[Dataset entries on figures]

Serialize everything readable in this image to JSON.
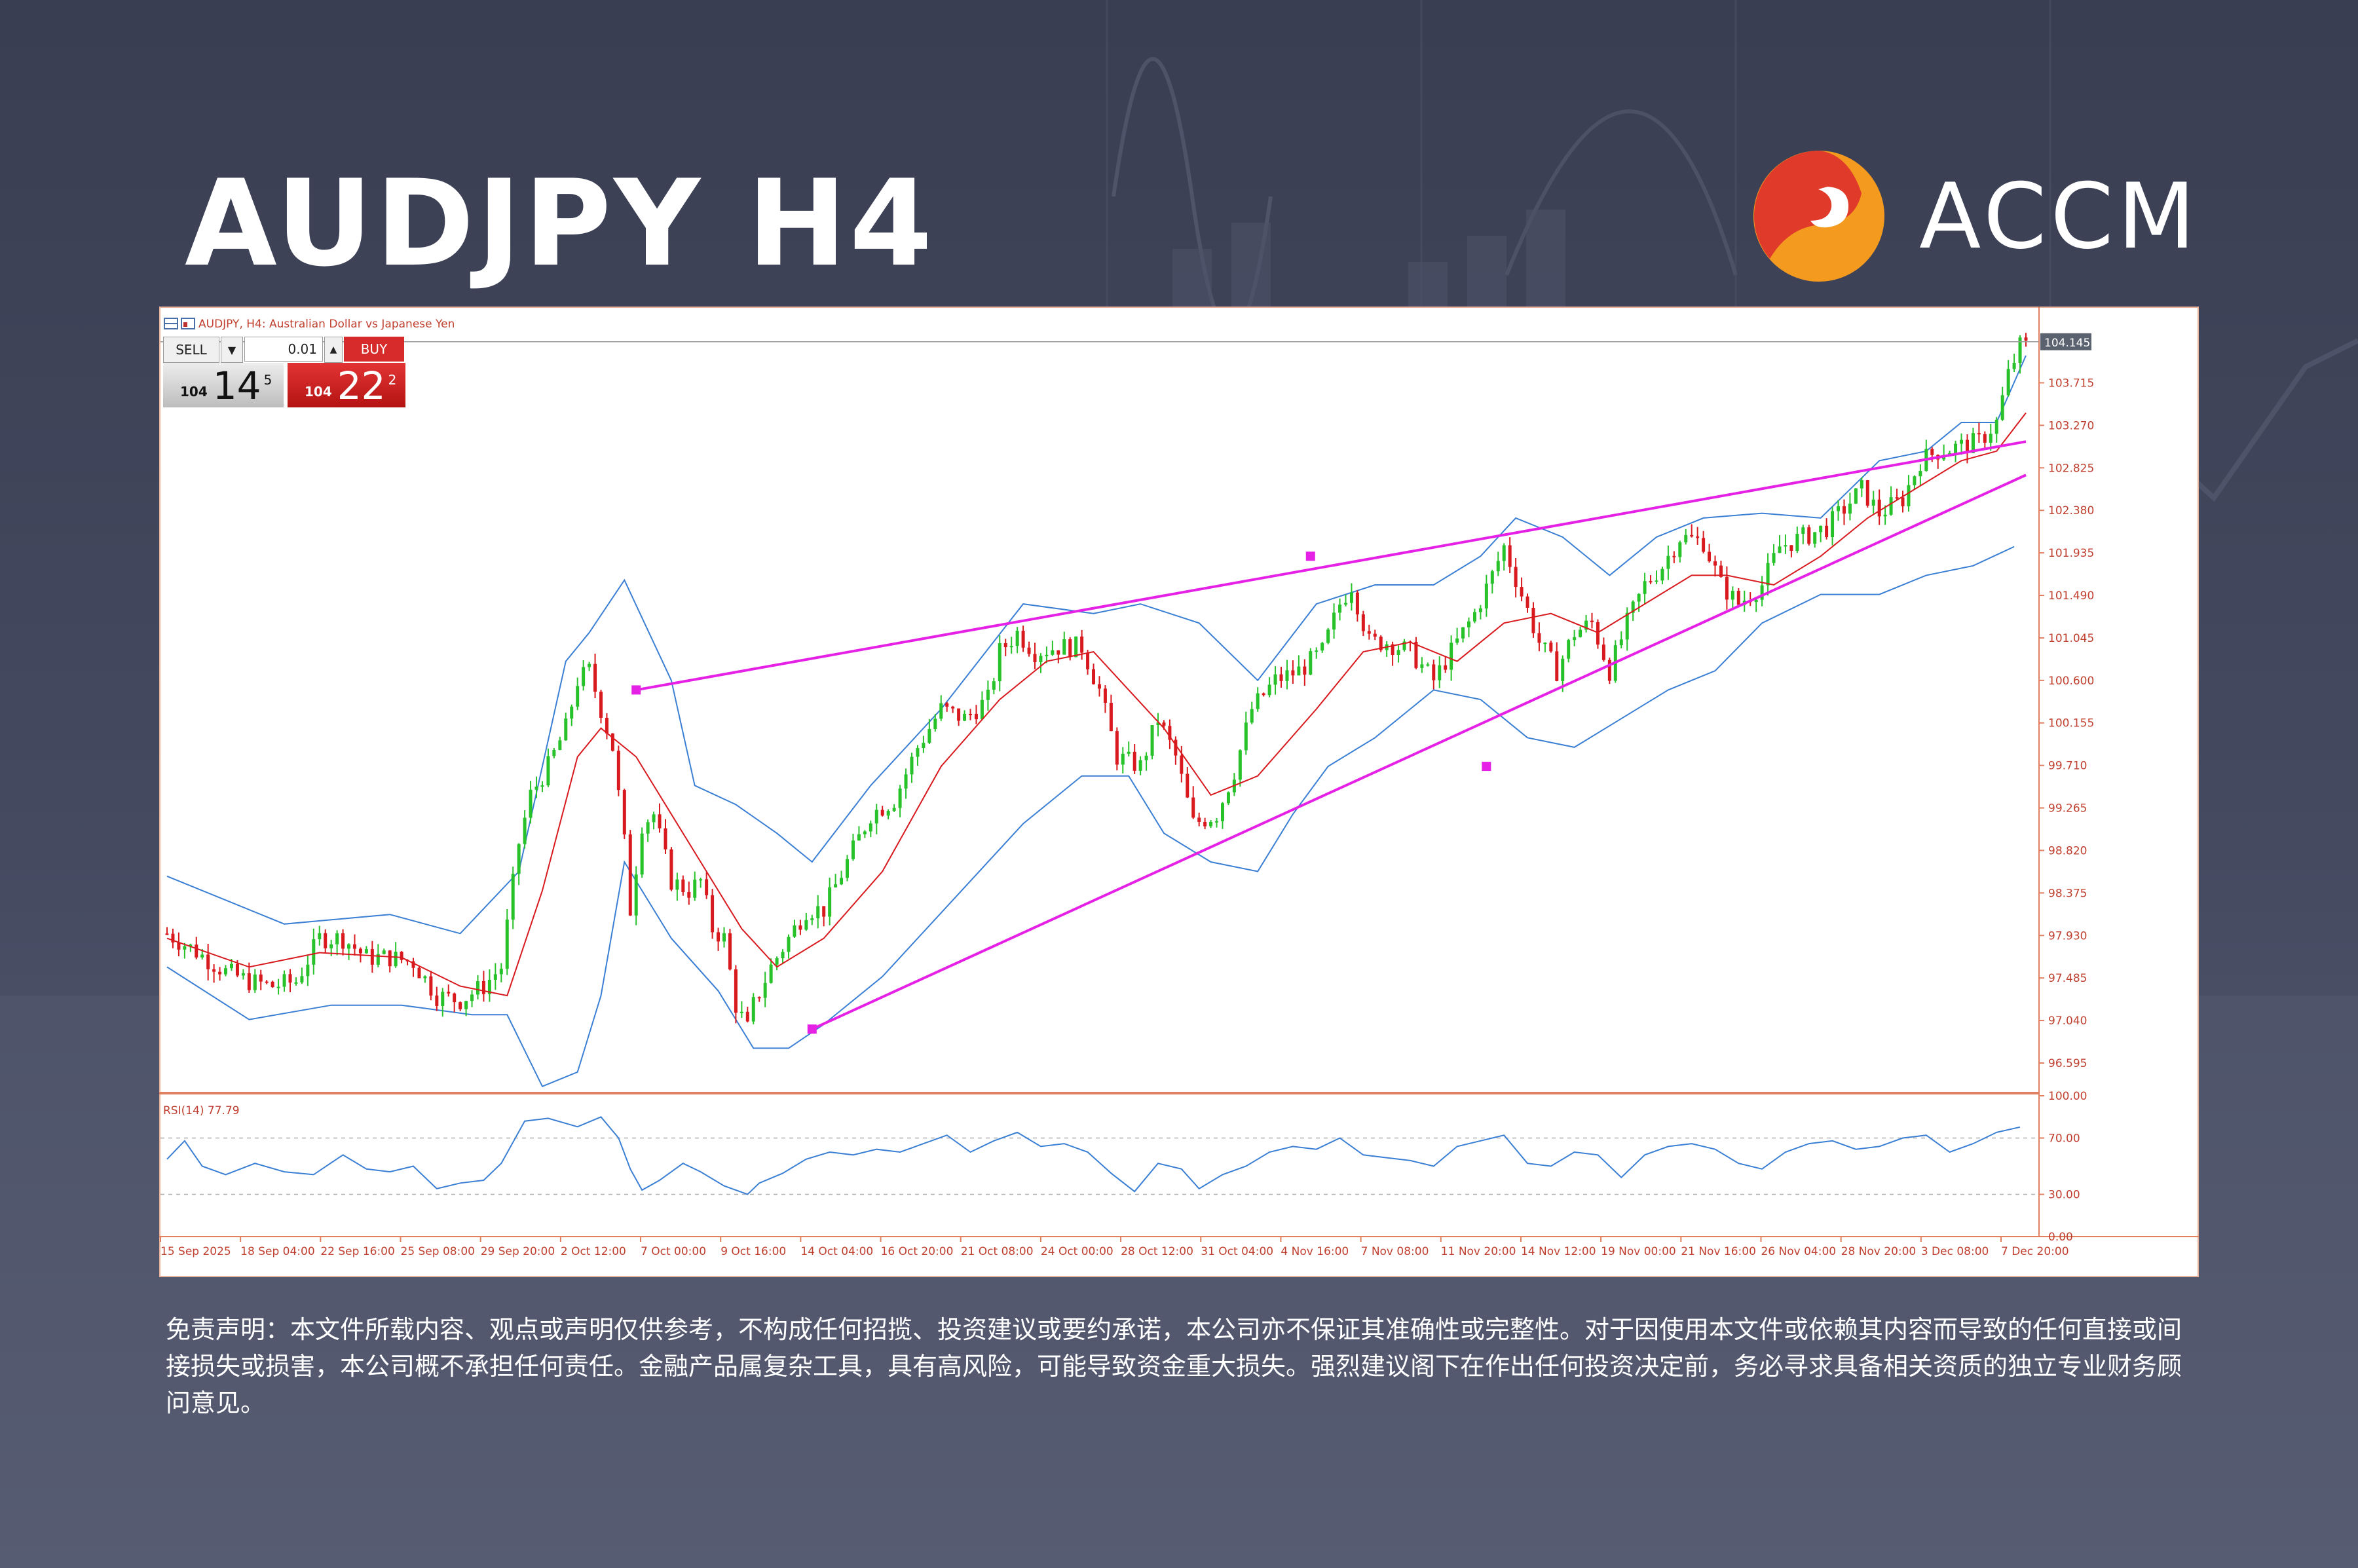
{
  "page": {
    "title": "AUDJPY H4",
    "brand": "ACCM",
    "disclaimer": "免责声明：本文件所载内容、观点或声明仅供参考，不构成任何招揽、投资建议或要约承诺，本公司亦不保证其准确性或完整性。对于因使用本文件或依赖其内容而导致的任何直接或间接损失或损害，本公司概不承担任何责任。金融产品属复杂工具，具有高风险，可能导致资金重大损失。强烈建议阁下在作出任何投资决定前，务必寻求具备相关资质的独立专业财务顾问意见。",
    "colors": {
      "background": "#40445a",
      "bull_candle": "#27c22a",
      "bear_candle": "#d8191e",
      "bollinger": "#3a7fd4",
      "moving_average": "#d8191e",
      "trendline": "#e521e6",
      "rsi_line": "#3a7fd4",
      "logo_red": "#e03a2a",
      "logo_orange": "#f39a1f"
    }
  },
  "terminal": {
    "header_text": "AUDJPY, H4:  Australian Dollar vs Japanese Yen",
    "sell_label": "SELL",
    "buy_label": "BUY",
    "lot_value": "0.01",
    "sell_price": {
      "big": "104",
      "main": "14",
      "sup": "5"
    },
    "buy_price": {
      "big": "104",
      "main": "22",
      "sup": "2"
    },
    "current_price_tag": "104.145",
    "icons": [
      "chart-grid-icon",
      "chart-window-icon",
      "dropdown-arrow-icon",
      "spin-up-icon"
    ]
  },
  "chart_data": {
    "type": "candlestick",
    "symbol": "AUDJPY",
    "timeframe": "H4",
    "ylim": [
      96.3,
      104.5
    ],
    "y_ticks": [
      "104.145",
      "103.715",
      "103.270",
      "102.825",
      "102.380",
      "101.935",
      "101.490",
      "101.045",
      "100.600",
      "100.155",
      "99.710",
      "99.265",
      "98.820",
      "98.375",
      "97.930",
      "97.485",
      "97.040",
      "96.595"
    ],
    "x_ticks": [
      "15 Sep 2025",
      "18 Sep 04:00",
      "22 Sep 16:00",
      "25 Sep 08:00",
      "29 Sep 20:00",
      "2 Oct 12:00",
      "7 Oct 00:00",
      "9 Oct 16:00",
      "14 Oct 04:00",
      "16 Oct 20:00",
      "21 Oct 08:00",
      "24 Oct 00:00",
      "28 Oct 12:00",
      "31 Oct 04:00",
      "4 Nov 16:00",
      "7 Nov 08:00",
      "11 Nov 20:00",
      "14 Nov 12:00",
      "19 Nov 00:00",
      "21 Nov 16:00",
      "26 Nov 04:00",
      "28 Nov 20:00",
      "3 Dec 08:00",
      "7 Dec 20:00"
    ],
    "price_path": [
      [
        0,
        97.95
      ],
      [
        4,
        97.8
      ],
      [
        10,
        97.55
      ],
      [
        14,
        97.45
      ],
      [
        18,
        97.4
      ],
      [
        22,
        97.45
      ],
      [
        26,
        97.9
      ],
      [
        30,
        97.9
      ],
      [
        34,
        97.7
      ],
      [
        38,
        97.7
      ],
      [
        42,
        97.65
      ],
      [
        46,
        97.3
      ],
      [
        50,
        97.25
      ],
      [
        54,
        97.4
      ],
      [
        57,
        97.6
      ],
      [
        60,
        98.9
      ],
      [
        62,
        99.4
      ],
      [
        65,
        99.7
      ],
      [
        68,
        100.1
      ],
      [
        70,
        100.6
      ],
      [
        72,
        100.7
      ],
      [
        74,
        100.3
      ],
      [
        76,
        99.9
      ],
      [
        78,
        98.9
      ],
      [
        79,
        98.2
      ],
      [
        81,
        99.1
      ],
      [
        83,
        99.2
      ],
      [
        86,
        98.5
      ],
      [
        89,
        98.4
      ],
      [
        91,
        98.5
      ],
      [
        93,
        98.0
      ],
      [
        95,
        97.9
      ],
      [
        97,
        97.2
      ],
      [
        99,
        96.95
      ],
      [
        100,
        97.2
      ],
      [
        103,
        97.6
      ],
      [
        106,
        97.9
      ],
      [
        109,
        98.2
      ],
      [
        112,
        98.2
      ],
      [
        116,
        98.7
      ],
      [
        120,
        99.2
      ],
      [
        124,
        99.35
      ],
      [
        128,
        99.9
      ],
      [
        132,
        100.3
      ],
      [
        136,
        100.2
      ],
      [
        140,
        100.4
      ],
      [
        142,
        100.9
      ],
      [
        145,
        101.1
      ],
      [
        148,
        100.9
      ],
      [
        152,
        100.95
      ],
      [
        156,
        100.95
      ],
      [
        159,
        100.5
      ],
      [
        162,
        99.8
      ],
      [
        166,
        99.7
      ],
      [
        169,
        100.2
      ],
      [
        172,
        99.8
      ],
      [
        175,
        99.1
      ],
      [
        179,
        99.2
      ],
      [
        182,
        99.65
      ],
      [
        185,
        100.3
      ],
      [
        189,
        100.6
      ],
      [
        193,
        100.7
      ],
      [
        197,
        100.9
      ],
      [
        200,
        101.4
      ],
      [
        202,
        101.6
      ],
      [
        205,
        101.0
      ],
      [
        208,
        101.0
      ],
      [
        212,
        100.9
      ],
      [
        216,
        100.6
      ],
      [
        220,
        101.0
      ],
      [
        223,
        101.3
      ],
      [
        226,
        101.7
      ],
      [
        228,
        102.0
      ],
      [
        231,
        101.5
      ],
      [
        234,
        101.0
      ],
      [
        237,
        100.7
      ],
      [
        240,
        101.1
      ],
      [
        243,
        101.2
      ],
      [
        246,
        100.7
      ],
      [
        249,
        101.2
      ],
      [
        252,
        101.6
      ],
      [
        255,
        101.8
      ],
      [
        258,
        102.1
      ],
      [
        262,
        102.05
      ],
      [
        265,
        101.6
      ],
      [
        268,
        101.4
      ],
      [
        272,
        101.6
      ],
      [
        275,
        102.0
      ],
      [
        279,
        102.1
      ],
      [
        283,
        102.2
      ],
      [
        286,
        102.4
      ],
      [
        289,
        102.6
      ],
      [
        292,
        102.35
      ],
      [
        296,
        102.5
      ],
      [
        299,
        102.9
      ],
      [
        302,
        103.0
      ],
      [
        306,
        103.05
      ],
      [
        309,
        103.1
      ],
      [
        312,
        103.3
      ],
      [
        314,
        103.8
      ],
      [
        316,
        104.1
      ]
    ],
    "bollinger_bands": {
      "upper": [
        [
          0,
          98.55
        ],
        [
          20,
          98.05
        ],
        [
          38,
          98.15
        ],
        [
          50,
          97.95
        ],
        [
          60,
          98.6
        ],
        [
          68,
          100.8
        ],
        [
          72,
          101.1
        ],
        [
          78,
          101.65
        ],
        [
          86,
          100.6
        ],
        [
          90,
          99.5
        ],
        [
          97,
          99.3
        ],
        [
          104,
          99.0
        ],
        [
          110,
          98.7
        ],
        [
          120,
          99.5
        ],
        [
          132,
          100.3
        ],
        [
          146,
          101.4
        ],
        [
          158,
          101.3
        ],
        [
          166,
          101.4
        ],
        [
          176,
          101.2
        ],
        [
          186,
          100.6
        ],
        [
          196,
          101.4
        ],
        [
          206,
          101.6
        ],
        [
          216,
          101.6
        ],
        [
          224,
          101.9
        ],
        [
          230,
          102.3
        ],
        [
          238,
          102.1
        ],
        [
          246,
          101.7
        ],
        [
          254,
          102.1
        ],
        [
          262,
          102.3
        ],
        [
          272,
          102.35
        ],
        [
          282,
          102.3
        ],
        [
          292,
          102.9
        ],
        [
          300,
          103.0
        ],
        [
          306,
          103.3
        ],
        [
          312,
          103.3
        ],
        [
          317,
          104.0
        ]
      ],
      "lower": [
        [
          0,
          97.6
        ],
        [
          14,
          97.05
        ],
        [
          28,
          97.2
        ],
        [
          40,
          97.2
        ],
        [
          52,
          97.1
        ],
        [
          58,
          97.1
        ],
        [
          64,
          96.35
        ],
        [
          70,
          96.5
        ],
        [
          74,
          97.3
        ],
        [
          78,
          98.7
        ],
        [
          86,
          97.9
        ],
        [
          94,
          97.35
        ],
        [
          100,
          96.75
        ],
        [
          106,
          96.75
        ],
        [
          112,
          97.0
        ],
        [
          122,
          97.5
        ],
        [
          134,
          98.3
        ],
        [
          146,
          99.1
        ],
        [
          156,
          99.6
        ],
        [
          164,
          99.6
        ],
        [
          170,
          99.0
        ],
        [
          178,
          98.7
        ],
        [
          186,
          98.6
        ],
        [
          192,
          99.2
        ],
        [
          198,
          99.7
        ],
        [
          206,
          100.0
        ],
        [
          216,
          100.5
        ],
        [
          224,
          100.4
        ],
        [
          232,
          100.0
        ],
        [
          240,
          99.9
        ],
        [
          248,
          100.2
        ],
        [
          256,
          100.5
        ],
        [
          264,
          100.7
        ],
        [
          272,
          101.2
        ],
        [
          282,
          101.5
        ],
        [
          292,
          101.5
        ],
        [
          300,
          101.7
        ],
        [
          308,
          101.8
        ],
        [
          315,
          102.0
        ]
      ]
    },
    "moving_average": [
      [
        0,
        97.9
      ],
      [
        14,
        97.6
      ],
      [
        26,
        97.75
      ],
      [
        40,
        97.7
      ],
      [
        50,
        97.4
      ],
      [
        58,
        97.3
      ],
      [
        64,
        98.4
      ],
      [
        70,
        99.8
      ],
      [
        74,
        100.1
      ],
      [
        80,
        99.8
      ],
      [
        90,
        98.8
      ],
      [
        98,
        98.0
      ],
      [
        104,
        97.6
      ],
      [
        112,
        97.9
      ],
      [
        122,
        98.6
      ],
      [
        132,
        99.7
      ],
      [
        142,
        100.4
      ],
      [
        150,
        100.8
      ],
      [
        158,
        100.9
      ],
      [
        164,
        100.5
      ],
      [
        170,
        100.1
      ],
      [
        178,
        99.4
      ],
      [
        186,
        99.6
      ],
      [
        196,
        100.3
      ],
      [
        204,
        100.9
      ],
      [
        212,
        101.0
      ],
      [
        220,
        100.8
      ],
      [
        228,
        101.2
      ],
      [
        236,
        101.3
      ],
      [
        244,
        101.1
      ],
      [
        252,
        101.4
      ],
      [
        260,
        101.7
      ],
      [
        266,
        101.7
      ],
      [
        274,
        101.6
      ],
      [
        282,
        101.9
      ],
      [
        290,
        102.3
      ],
      [
        298,
        102.6
      ],
      [
        306,
        102.9
      ],
      [
        312,
        103.0
      ],
      [
        317,
        103.4
      ]
    ],
    "trendlines": [
      {
        "points": [
          [
            80,
            100.5
          ],
          [
            317,
            103.1
          ]
        ],
        "anchors": [
          [
            80,
            100.5
          ],
          [
            195,
            101.9
          ]
        ]
      },
      {
        "points": [
          [
            110,
            96.95
          ],
          [
            317,
            102.75
          ]
        ],
        "anchors": [
          [
            110,
            96.95
          ],
          [
            225,
            99.7
          ]
        ]
      }
    ],
    "rsi": {
      "label": "RSI(14) 77.79",
      "value": 77.79,
      "ylim": [
        0,
        100
      ],
      "y_ticks": [
        "100.00",
        "70.00",
        "30.00",
        "0.00"
      ],
      "levels": [
        70,
        30
      ],
      "series": [
        [
          0,
          55
        ],
        [
          3,
          68
        ],
        [
          6,
          50
        ],
        [
          10,
          44
        ],
        [
          15,
          52
        ],
        [
          20,
          46
        ],
        [
          25,
          44
        ],
        [
          30,
          58
        ],
        [
          34,
          48
        ],
        [
          38,
          46
        ],
        [
          42,
          50
        ],
        [
          46,
          34
        ],
        [
          50,
          38
        ],
        [
          54,
          40
        ],
        [
          57,
          52
        ],
        [
          61,
          82
        ],
        [
          65,
          84
        ],
        [
          70,
          78
        ],
        [
          74,
          85
        ],
        [
          77,
          70
        ],
        [
          79,
          48
        ],
        [
          81,
          33
        ],
        [
          84,
          40
        ],
        [
          88,
          52
        ],
        [
          91,
          46
        ],
        [
          95,
          36
        ],
        [
          99,
          30
        ],
        [
          101,
          38
        ],
        [
          105,
          45
        ],
        [
          109,
          55
        ],
        [
          113,
          60
        ],
        [
          117,
          58
        ],
        [
          121,
          62
        ],
        [
          125,
          60
        ],
        [
          129,
          66
        ],
        [
          133,
          72
        ],
        [
          137,
          60
        ],
        [
          141,
          68
        ],
        [
          145,
          74
        ],
        [
          149,
          64
        ],
        [
          153,
          66
        ],
        [
          157,
          60
        ],
        [
          161,
          45
        ],
        [
          165,
          32
        ],
        [
          169,
          52
        ],
        [
          173,
          48
        ],
        [
          176,
          34
        ],
        [
          180,
          44
        ],
        [
          184,
          50
        ],
        [
          188,
          60
        ],
        [
          192,
          64
        ],
        [
          196,
          62
        ],
        [
          200,
          70
        ],
        [
          204,
          58
        ],
        [
          208,
          56
        ],
        [
          212,
          54
        ],
        [
          216,
          50
        ],
        [
          220,
          64
        ],
        [
          224,
          68
        ],
        [
          228,
          72
        ],
        [
          232,
          52
        ],
        [
          236,
          50
        ],
        [
          240,
          60
        ],
        [
          244,
          58
        ],
        [
          248,
          42
        ],
        [
          252,
          58
        ],
        [
          256,
          64
        ],
        [
          260,
          66
        ],
        [
          264,
          62
        ],
        [
          268,
          52
        ],
        [
          272,
          48
        ],
        [
          276,
          60
        ],
        [
          280,
          66
        ],
        [
          284,
          68
        ],
        [
          288,
          62
        ],
        [
          292,
          64
        ],
        [
          296,
          70
        ],
        [
          300,
          72
        ],
        [
          304,
          60
        ],
        [
          308,
          66
        ],
        [
          312,
          74
        ],
        [
          316,
          77.79
        ]
      ]
    }
  }
}
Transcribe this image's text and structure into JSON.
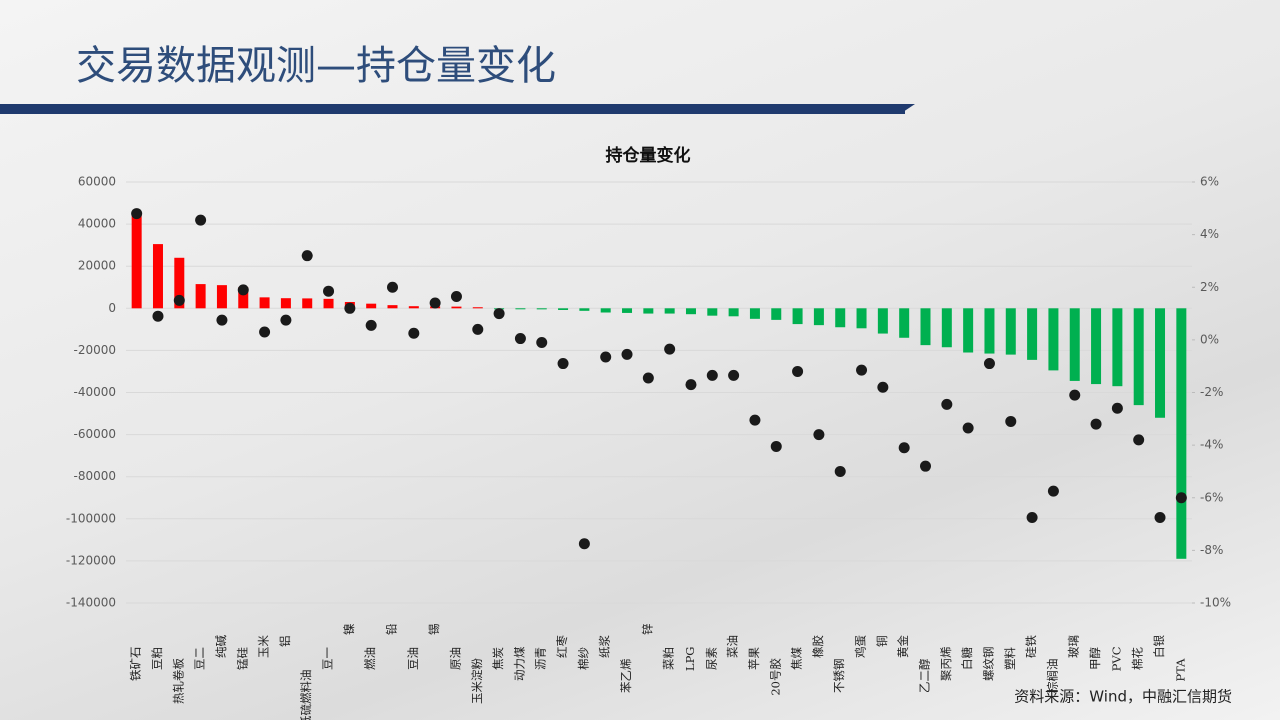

§ **Aim**: Gather every line containing the word "AUDJPY" and copy it.

§ **Exercise solution**:
    "title": "AUDJPY H4",
    "header_text": "AUDJPY, H4:  Australian Dollar vs Japanese Yen",
    "symbol": "AUDJPY",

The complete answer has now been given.